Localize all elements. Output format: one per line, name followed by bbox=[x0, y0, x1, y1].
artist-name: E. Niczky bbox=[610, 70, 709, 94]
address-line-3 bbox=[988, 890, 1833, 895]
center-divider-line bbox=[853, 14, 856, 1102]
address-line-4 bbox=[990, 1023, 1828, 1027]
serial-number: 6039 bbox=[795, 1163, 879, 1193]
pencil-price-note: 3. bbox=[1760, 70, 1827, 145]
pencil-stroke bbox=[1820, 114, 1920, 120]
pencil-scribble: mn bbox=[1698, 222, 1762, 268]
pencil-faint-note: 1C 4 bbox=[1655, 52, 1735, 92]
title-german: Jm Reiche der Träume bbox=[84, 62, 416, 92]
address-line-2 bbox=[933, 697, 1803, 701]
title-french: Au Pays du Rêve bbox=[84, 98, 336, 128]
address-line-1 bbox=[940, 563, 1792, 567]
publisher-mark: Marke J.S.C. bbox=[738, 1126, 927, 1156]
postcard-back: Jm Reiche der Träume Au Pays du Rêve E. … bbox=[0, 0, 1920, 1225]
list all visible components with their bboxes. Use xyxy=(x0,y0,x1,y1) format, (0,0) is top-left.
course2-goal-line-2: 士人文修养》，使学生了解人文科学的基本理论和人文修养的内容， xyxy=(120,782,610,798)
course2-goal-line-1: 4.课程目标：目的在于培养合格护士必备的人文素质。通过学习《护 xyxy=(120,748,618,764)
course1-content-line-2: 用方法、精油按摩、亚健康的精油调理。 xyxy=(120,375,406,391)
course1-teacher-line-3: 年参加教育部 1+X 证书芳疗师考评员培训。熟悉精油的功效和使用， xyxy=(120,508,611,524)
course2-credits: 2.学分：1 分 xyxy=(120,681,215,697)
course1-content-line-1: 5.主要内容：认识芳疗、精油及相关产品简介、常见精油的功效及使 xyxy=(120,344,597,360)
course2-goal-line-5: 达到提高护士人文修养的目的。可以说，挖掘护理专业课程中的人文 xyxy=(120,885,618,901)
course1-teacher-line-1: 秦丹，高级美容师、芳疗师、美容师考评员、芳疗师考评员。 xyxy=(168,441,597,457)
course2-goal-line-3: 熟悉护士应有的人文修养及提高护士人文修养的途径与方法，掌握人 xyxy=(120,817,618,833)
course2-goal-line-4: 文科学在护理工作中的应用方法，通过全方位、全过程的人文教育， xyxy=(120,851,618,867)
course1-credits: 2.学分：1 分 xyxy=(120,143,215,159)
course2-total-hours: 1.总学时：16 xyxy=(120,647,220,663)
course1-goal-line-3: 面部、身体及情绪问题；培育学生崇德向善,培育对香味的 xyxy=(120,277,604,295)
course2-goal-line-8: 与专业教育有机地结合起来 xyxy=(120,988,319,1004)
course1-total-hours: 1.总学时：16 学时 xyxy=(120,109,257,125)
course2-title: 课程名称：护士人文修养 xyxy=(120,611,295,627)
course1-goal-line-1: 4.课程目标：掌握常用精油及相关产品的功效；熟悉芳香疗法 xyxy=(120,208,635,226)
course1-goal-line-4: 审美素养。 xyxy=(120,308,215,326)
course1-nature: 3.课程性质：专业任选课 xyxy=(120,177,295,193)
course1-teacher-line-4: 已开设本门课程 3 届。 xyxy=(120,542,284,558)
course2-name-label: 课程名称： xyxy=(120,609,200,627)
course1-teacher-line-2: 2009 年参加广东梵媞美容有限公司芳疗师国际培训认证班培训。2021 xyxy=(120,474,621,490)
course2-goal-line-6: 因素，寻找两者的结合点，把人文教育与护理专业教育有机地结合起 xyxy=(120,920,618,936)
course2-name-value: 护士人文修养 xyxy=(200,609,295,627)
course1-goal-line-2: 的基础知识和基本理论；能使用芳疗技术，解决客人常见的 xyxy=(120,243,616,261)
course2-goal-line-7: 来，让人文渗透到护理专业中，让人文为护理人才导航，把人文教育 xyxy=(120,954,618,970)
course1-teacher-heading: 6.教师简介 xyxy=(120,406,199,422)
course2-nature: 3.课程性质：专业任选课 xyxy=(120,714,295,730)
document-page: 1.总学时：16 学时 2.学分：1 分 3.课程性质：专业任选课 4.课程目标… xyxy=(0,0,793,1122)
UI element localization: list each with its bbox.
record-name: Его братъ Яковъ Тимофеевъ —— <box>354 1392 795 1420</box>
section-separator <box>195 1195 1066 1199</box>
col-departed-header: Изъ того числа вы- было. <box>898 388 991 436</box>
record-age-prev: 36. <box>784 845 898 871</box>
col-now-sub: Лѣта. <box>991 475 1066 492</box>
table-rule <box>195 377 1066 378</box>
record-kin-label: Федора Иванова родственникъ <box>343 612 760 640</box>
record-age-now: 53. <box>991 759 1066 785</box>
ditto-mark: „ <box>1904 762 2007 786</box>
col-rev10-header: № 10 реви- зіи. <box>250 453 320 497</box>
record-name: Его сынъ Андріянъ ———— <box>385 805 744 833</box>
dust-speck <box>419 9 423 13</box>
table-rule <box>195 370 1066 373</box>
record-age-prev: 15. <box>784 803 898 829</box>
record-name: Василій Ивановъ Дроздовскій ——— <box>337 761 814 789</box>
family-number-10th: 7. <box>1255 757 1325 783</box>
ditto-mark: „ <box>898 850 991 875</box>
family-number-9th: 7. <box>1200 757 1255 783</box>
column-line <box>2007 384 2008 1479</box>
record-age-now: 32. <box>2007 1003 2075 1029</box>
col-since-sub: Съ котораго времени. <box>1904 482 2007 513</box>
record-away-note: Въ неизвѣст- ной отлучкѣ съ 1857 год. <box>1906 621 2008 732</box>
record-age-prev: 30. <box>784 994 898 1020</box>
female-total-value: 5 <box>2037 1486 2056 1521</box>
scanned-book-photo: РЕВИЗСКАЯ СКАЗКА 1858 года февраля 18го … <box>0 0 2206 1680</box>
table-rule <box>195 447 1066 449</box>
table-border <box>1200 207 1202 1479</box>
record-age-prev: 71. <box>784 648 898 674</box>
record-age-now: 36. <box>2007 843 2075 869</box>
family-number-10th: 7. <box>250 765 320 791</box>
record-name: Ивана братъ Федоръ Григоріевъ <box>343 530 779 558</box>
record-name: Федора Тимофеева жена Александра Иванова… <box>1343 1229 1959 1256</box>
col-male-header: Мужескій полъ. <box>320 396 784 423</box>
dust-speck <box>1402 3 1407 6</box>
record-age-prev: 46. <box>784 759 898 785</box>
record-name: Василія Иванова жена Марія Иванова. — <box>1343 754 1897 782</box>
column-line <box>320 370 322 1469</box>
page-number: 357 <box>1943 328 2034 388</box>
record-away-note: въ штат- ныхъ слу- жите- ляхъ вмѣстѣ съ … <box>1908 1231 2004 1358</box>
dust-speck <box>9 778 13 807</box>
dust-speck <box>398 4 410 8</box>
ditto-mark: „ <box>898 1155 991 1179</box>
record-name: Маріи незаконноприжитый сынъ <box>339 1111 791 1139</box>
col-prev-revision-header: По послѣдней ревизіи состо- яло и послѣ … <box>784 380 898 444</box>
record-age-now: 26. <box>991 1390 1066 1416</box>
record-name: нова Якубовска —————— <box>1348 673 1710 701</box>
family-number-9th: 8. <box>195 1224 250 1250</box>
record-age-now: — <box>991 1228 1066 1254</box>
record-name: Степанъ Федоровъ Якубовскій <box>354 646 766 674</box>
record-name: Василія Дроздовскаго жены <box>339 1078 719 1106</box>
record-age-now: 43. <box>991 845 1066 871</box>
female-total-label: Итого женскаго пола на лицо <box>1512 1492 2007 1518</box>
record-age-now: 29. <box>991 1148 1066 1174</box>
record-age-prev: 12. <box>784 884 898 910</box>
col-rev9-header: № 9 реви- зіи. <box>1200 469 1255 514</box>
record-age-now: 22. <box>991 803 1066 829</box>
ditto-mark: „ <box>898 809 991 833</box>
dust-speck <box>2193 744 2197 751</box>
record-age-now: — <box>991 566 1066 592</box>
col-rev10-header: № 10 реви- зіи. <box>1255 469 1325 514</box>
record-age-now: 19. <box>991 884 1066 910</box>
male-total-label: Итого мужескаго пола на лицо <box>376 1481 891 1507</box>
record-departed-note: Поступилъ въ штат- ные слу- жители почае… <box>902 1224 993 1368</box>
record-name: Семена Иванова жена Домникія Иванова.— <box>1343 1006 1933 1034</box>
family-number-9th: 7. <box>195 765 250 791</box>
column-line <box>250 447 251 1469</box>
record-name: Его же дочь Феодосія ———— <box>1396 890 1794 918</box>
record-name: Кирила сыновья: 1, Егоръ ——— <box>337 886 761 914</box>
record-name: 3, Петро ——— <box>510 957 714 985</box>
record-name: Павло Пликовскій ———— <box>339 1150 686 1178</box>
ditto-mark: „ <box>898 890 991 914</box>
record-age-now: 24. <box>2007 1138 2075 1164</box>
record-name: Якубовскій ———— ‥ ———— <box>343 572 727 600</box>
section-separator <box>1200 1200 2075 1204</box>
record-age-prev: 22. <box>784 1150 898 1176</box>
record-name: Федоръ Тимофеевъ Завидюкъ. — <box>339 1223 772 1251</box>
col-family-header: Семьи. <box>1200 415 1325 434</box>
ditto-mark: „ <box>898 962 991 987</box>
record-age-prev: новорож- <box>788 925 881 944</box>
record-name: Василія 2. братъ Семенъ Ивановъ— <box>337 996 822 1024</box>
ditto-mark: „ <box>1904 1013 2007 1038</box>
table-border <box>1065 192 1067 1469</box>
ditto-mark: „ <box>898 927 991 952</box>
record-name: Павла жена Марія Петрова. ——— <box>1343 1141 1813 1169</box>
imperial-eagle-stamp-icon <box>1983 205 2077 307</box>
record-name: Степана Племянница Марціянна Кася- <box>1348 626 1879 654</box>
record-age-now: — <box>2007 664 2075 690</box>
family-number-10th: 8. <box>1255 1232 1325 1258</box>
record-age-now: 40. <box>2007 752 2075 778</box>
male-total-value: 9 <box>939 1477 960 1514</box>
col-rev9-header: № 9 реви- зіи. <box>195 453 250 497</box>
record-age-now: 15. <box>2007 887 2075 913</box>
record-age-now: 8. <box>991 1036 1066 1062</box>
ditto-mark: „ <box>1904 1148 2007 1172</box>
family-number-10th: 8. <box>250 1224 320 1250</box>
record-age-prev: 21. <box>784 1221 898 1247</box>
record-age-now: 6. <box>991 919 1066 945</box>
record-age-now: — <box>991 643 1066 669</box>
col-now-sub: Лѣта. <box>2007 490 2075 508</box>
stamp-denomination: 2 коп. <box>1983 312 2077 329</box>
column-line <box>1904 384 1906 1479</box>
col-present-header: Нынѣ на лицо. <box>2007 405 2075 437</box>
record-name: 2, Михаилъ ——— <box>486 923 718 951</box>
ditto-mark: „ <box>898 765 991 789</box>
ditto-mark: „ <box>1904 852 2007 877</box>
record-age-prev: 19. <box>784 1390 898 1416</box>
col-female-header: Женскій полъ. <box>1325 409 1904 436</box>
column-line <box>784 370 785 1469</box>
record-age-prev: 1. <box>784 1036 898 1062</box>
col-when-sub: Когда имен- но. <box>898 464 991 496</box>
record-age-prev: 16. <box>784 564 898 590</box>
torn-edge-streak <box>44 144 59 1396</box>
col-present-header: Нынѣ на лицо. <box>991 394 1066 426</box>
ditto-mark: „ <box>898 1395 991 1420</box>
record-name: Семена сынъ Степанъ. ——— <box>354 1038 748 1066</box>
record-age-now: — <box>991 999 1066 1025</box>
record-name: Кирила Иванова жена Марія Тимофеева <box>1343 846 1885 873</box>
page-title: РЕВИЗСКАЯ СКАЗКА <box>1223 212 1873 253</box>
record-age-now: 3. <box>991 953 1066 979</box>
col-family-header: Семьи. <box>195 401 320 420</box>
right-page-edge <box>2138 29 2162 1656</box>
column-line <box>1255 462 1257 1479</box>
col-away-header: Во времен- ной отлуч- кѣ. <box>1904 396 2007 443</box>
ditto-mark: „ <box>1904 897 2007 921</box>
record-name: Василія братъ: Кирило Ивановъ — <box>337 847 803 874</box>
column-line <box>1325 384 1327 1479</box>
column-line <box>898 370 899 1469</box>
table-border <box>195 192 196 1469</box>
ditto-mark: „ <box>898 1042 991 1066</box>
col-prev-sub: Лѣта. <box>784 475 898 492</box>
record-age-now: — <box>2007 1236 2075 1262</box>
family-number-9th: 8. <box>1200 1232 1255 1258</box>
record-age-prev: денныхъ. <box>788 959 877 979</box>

▸ **PROBLEM TO WORK ON**
Convert everything from the start of the records down to the line containing "address-line-4 bbox=[990, 1023, 1828, 1027]" into a JSON list of strings, one string per line, leaving out any blank lines.

▸ **RESPONSE**
[
  "Localize all elements. Output format: one per line, name followed by bbox=[x0, y0, x1, y1].",
  "artist-name: E. Niczky bbox=[610, 70, 709, 94]",
  "address-line-3 bbox=[988, 890, 1833, 895]",
  "center-divider-line bbox=[853, 14, 856, 1102]",
  "address-line-4 bbox=[990, 1023, 1828, 1027]"
]